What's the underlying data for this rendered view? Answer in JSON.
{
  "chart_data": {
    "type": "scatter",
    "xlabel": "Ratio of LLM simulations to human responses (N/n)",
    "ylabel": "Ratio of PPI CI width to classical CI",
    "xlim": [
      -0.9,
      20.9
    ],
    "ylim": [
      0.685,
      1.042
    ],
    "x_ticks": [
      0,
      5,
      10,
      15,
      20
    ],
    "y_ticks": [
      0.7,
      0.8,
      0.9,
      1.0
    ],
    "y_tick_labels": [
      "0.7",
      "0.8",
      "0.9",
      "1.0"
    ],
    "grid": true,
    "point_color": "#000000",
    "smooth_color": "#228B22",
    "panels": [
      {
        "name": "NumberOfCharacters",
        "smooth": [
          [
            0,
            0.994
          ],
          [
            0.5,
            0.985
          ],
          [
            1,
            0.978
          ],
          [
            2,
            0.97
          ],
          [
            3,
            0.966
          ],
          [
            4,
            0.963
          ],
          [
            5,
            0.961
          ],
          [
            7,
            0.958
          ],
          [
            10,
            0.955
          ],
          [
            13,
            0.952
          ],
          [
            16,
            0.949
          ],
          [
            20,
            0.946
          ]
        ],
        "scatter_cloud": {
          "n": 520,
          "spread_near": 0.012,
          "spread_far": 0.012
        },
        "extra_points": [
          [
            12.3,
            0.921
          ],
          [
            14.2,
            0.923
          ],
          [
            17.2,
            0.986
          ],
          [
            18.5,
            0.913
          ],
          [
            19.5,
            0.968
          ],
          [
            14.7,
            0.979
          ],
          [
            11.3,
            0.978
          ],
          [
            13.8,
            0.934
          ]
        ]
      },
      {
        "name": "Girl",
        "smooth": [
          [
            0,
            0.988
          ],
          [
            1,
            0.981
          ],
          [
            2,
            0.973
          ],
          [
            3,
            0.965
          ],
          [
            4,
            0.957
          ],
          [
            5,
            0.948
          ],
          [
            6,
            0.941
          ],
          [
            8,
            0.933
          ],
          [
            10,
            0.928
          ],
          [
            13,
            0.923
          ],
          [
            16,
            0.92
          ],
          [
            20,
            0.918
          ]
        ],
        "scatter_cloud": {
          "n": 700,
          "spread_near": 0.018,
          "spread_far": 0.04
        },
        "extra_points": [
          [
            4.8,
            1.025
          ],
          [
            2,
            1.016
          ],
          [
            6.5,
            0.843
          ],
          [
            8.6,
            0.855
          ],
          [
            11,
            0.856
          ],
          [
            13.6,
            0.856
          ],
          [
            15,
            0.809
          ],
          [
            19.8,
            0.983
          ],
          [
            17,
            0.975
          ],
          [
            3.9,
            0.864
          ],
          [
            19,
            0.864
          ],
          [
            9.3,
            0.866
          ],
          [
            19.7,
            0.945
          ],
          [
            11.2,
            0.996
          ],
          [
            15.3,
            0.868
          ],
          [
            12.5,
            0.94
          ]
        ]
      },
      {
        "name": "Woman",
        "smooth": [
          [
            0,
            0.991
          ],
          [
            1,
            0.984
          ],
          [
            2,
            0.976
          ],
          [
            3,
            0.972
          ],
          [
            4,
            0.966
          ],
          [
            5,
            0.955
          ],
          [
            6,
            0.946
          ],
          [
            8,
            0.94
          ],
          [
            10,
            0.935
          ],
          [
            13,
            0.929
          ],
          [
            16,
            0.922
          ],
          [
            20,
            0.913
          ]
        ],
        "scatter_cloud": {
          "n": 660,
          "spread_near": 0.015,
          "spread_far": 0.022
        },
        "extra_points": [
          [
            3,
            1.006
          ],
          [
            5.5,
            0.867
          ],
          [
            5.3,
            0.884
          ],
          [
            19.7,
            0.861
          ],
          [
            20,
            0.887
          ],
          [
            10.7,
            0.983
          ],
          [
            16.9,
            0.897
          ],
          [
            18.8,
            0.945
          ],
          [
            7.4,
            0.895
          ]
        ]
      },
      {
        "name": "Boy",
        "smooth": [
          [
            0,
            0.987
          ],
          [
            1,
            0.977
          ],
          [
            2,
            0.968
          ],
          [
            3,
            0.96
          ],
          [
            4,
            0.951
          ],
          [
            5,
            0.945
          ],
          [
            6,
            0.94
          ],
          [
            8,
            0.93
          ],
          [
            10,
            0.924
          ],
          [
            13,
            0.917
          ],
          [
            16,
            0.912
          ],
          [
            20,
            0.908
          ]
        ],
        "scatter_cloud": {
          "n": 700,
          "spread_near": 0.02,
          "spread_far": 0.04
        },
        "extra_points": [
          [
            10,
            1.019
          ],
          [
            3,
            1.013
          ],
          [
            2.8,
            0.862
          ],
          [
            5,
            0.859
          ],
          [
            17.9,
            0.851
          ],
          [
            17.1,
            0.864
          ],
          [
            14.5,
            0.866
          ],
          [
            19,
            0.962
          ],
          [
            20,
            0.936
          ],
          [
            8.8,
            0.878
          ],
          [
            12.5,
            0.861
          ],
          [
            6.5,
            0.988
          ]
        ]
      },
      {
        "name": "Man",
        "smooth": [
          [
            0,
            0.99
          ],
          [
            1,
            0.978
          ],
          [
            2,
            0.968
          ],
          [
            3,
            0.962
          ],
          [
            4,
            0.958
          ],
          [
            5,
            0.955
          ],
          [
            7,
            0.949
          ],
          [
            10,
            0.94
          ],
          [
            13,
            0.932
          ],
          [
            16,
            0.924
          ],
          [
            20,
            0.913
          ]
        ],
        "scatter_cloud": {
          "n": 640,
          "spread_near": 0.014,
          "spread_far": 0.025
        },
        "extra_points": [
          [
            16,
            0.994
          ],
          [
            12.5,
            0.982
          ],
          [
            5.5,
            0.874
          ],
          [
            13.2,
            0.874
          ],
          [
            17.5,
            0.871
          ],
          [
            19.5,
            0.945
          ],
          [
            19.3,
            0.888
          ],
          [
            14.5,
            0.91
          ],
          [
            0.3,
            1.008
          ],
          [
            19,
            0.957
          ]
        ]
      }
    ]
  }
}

◇ ◇ ◇ ◇ ◇

→ EXERCISE
Nothing in the data may differ; print all of it exactly as written.

→ SOLUTION TO THE EXERCISE
What's the underlying data for this rendered view? Answer in JSON.
{
  "chart_data": {
    "type": "scatter",
    "xlabel": "Ratio of LLM simulations to human responses (N/n)",
    "ylabel": "Ratio of PPI CI width to classical CI",
    "xlim": [
      -0.9,
      20.9
    ],
    "ylim": [
      0.685,
      1.042
    ],
    "x_ticks": [
      0,
      5,
      10,
      15,
      20
    ],
    "y_ticks": [
      0.7,
      0.8,
      0.9,
      1.0
    ],
    "y_tick_labels": [
      "0.7",
      "0.8",
      "0.9",
      "1.0"
    ],
    "grid": true,
    "point_color": "#000000",
    "smooth_color": "#228B22",
    "panels": [
      {
        "name": "NumberOfCharacters",
        "smooth": [
          [
            0,
            0.994
          ],
          [
            0.5,
            0.985
          ],
          [
            1,
            0.978
          ],
          [
            2,
            0.97
          ],
          [
            3,
            0.966
          ],
          [
            4,
            0.963
          ],
          [
            5,
            0.961
          ],
          [
            7,
            0.958
          ],
          [
            10,
            0.955
          ],
          [
            13,
            0.952
          ],
          [
            16,
            0.949
          ],
          [
            20,
            0.946
          ]
        ],
        "scatter_cloud": {
          "n": 520,
          "spread_near": 0.012,
          "spread_far": 0.012
        },
        "extra_points": [
          [
            12.3,
            0.921
          ],
          [
            14.2,
            0.923
          ],
          [
            17.2,
            0.986
          ],
          [
            18.5,
            0.913
          ],
          [
            19.5,
            0.968
          ],
          [
            14.7,
            0.979
          ],
          [
            11.3,
            0.978
          ],
          [
            13.8,
            0.934
          ]
        ]
      },
      {
        "name": "Girl",
        "smooth": [
          [
            0,
            0.988
          ],
          [
            1,
            0.981
          ],
          [
            2,
            0.973
          ],
          [
            3,
            0.965
          ],
          [
            4,
            0.957
          ],
          [
            5,
            0.948
          ],
          [
            6,
            0.941
          ],
          [
            8,
            0.933
          ],
          [
            10,
            0.928
          ],
          [
            13,
            0.923
          ],
          [
            16,
            0.92
          ],
          [
            20,
            0.918
          ]
        ],
        "scatter_cloud": {
          "n": 700,
          "spread_near": 0.018,
          "spread_far": 0.04
        },
        "extra_points": [
          [
            4.8,
            1.025
          ],
          [
            2,
            1.016
          ],
          [
            6.5,
            0.843
          ],
          [
            8.6,
            0.855
          ],
          [
            11,
            0.856
          ],
          [
            13.6,
            0.856
          ],
          [
            15,
            0.809
          ],
          [
            19.8,
            0.983
          ],
          [
            17,
            0.975
          ],
          [
            3.9,
            0.864
          ],
          [
            19,
            0.864
          ],
          [
            9.3,
            0.866
          ],
          [
            19.7,
            0.945
          ],
          [
            11.2,
            0.996
          ],
          [
            15.3,
            0.868
          ],
          [
            12.5,
            0.94
          ]
        ]
      },
      {
        "name": "Woman",
        "smooth": [
          [
            0,
            0.991
          ],
          [
            1,
            0.984
          ],
          [
            2,
            0.976
          ],
          [
            3,
            0.972
          ],
          [
            4,
            0.966
          ],
          [
            5,
            0.955
          ],
          [
            6,
            0.946
          ],
          [
            8,
            0.94
          ],
          [
            10,
            0.935
          ],
          [
            13,
            0.929
          ],
          [
            16,
            0.922
          ],
          [
            20,
            0.913
          ]
        ],
        "scatter_cloud": {
          "n": 660,
          "spread_near": 0.015,
          "spread_far": 0.022
        },
        "extra_points": [
          [
            3,
            1.006
          ],
          [
            5.5,
            0.867
          ],
          [
            5.3,
            0.884
          ],
          [
            19.7,
            0.861
          ],
          [
            20,
            0.887
          ],
          [
            10.7,
            0.983
          ],
          [
            16.9,
            0.897
          ],
          [
            18.8,
            0.945
          ],
          [
            7.4,
            0.895
          ]
        ]
      },
      {
        "name": "Boy",
        "smooth": [
          [
            0,
            0.987
          ],
          [
            1,
            0.977
          ],
          [
            2,
            0.968
          ],
          [
            3,
            0.96
          ],
          [
            4,
            0.951
          ],
          [
            5,
            0.945
          ],
          [
            6,
            0.94
          ],
          [
            8,
            0.93
          ],
          [
            10,
            0.924
          ],
          [
            13,
            0.917
          ],
          [
            16,
            0.912
          ],
          [
            20,
            0.908
          ]
        ],
        "scatter_cloud": {
          "n": 700,
          "spread_near": 0.02,
          "spread_far": 0.04
        },
        "extra_points": [
          [
            10,
            1.019
          ],
          [
            3,
            1.013
          ],
          [
            2.8,
            0.862
          ],
          [
            5,
            0.859
          ],
          [
            17.9,
            0.851
          ],
          [
            17.1,
            0.864
          ],
          [
            14.5,
            0.866
          ],
          [
            19,
            0.962
          ],
          [
            20,
            0.936
          ],
          [
            8.8,
            0.878
          ],
          [
            12.5,
            0.861
          ],
          [
            6.5,
            0.988
          ]
        ]
      },
      {
        "name": "Man",
        "smooth": [
          [
            0,
            0.99
          ],
          [
            1,
            0.978
          ],
          [
            2,
            0.968
          ],
          [
            3,
            0.962
          ],
          [
            4,
            0.958
          ],
          [
            5,
            0.955
          ],
          [
            7,
            0.949
          ],
          [
            10,
            0.94
          ],
          [
            13,
            0.932
          ],
          [
            16,
            0.924
          ],
          [
            20,
            0.913
          ]
        ],
        "scatter_cloud": {
          "n": 640,
          "spread_near": 0.014,
          "spread_far": 0.025
        },
        "extra_points": [
          [
            16,
            0.994
          ],
          [
            12.5,
            0.982
          ],
          [
            5.5,
            0.874
          ],
          [
            13.2,
            0.874
          ],
          [
            17.5,
            0.871
          ],
          [
            19.5,
            0.945
          ],
          [
            19.3,
            0.888
          ],
          [
            14.5,
            0.91
          ],
          [
            0.3,
            1.008
          ],
          [
            19,
            0.957
          ]
        ]
      }
    ]
  }
}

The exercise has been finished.